Required task: For each line in the data below that holds "lower", return a copy.

··· Material provided

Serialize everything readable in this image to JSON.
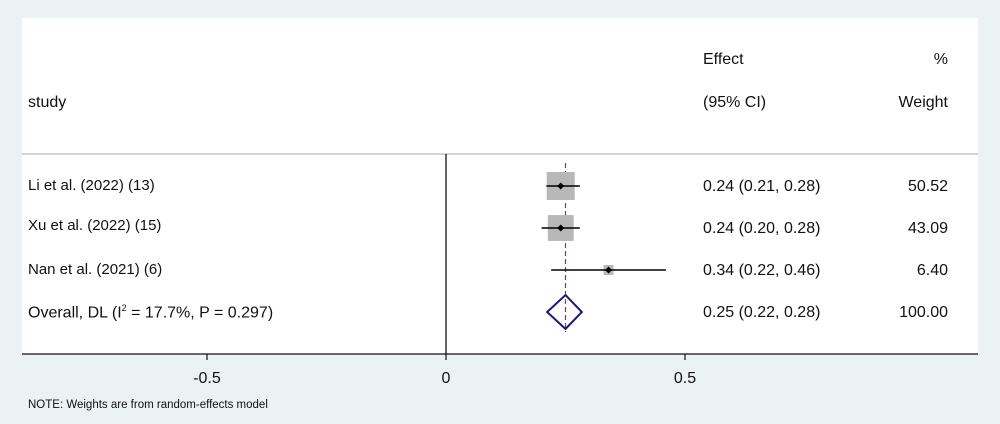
{
  "chart_data": {
    "type": "forest",
    "columns": {
      "study": "study",
      "effect_line1": "Effect",
      "effect_line2": "(95% CI)",
      "weight_line1": "%",
      "weight_line2": "Weight"
    },
    "studies": [
      {
        "label": "Li et al. (2022) (13)",
        "effect": 0.24,
        "lower": 0.21,
        "upper": 0.28,
        "effect_text": "0.24 (0.21, 0.28)",
        "weight": 50.52,
        "weight_text": "50.52"
      },
      {
        "label": "Xu et al. (2022) (15)",
        "effect": 0.24,
        "lower": 0.2,
        "upper": 0.28,
        "effect_text": "0.24 (0.20, 0.28)",
        "weight": 43.09,
        "weight_text": "43.09"
      },
      {
        "label": "Nan et al. (2021) (6)",
        "effect": 0.34,
        "lower": 0.22,
        "upper": 0.46,
        "effect_text": "0.34 (0.22, 0.46)",
        "weight": 6.4,
        "weight_text": "6.40"
      }
    ],
    "overall": {
      "label_prefix": "Overall, DL (I",
      "label_sup": "2",
      "label_suffix": " = 17.7%, P = 0.297)",
      "effect": 0.25,
      "lower": 0.22,
      "upper": 0.28,
      "effect_text": "0.25 (0.22, 0.28)",
      "weight_text": "100.00"
    },
    "x_ticks": [
      {
        "value": -0.5,
        "label": "-0.5"
      },
      {
        "value": 0,
        "label": "0"
      },
      {
        "value": 0.5,
        "label": "0.5"
      }
    ],
    "null_line": 0,
    "xlim": [
      -0.9,
      0.9
    ],
    "colors": {
      "box": "#b8b8b8",
      "ci": "#000000",
      "diamond": "#1a1a7a",
      "overall_line": "#b03030",
      "frame_bg": "#eaf2f3"
    },
    "note": "NOTE: Weights are from random-effects model"
  }
}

······

Output of the task:
        "lower": 0.21,
        "lower": 0.2,
        "lower": 0.22,
      "lower": 0.22,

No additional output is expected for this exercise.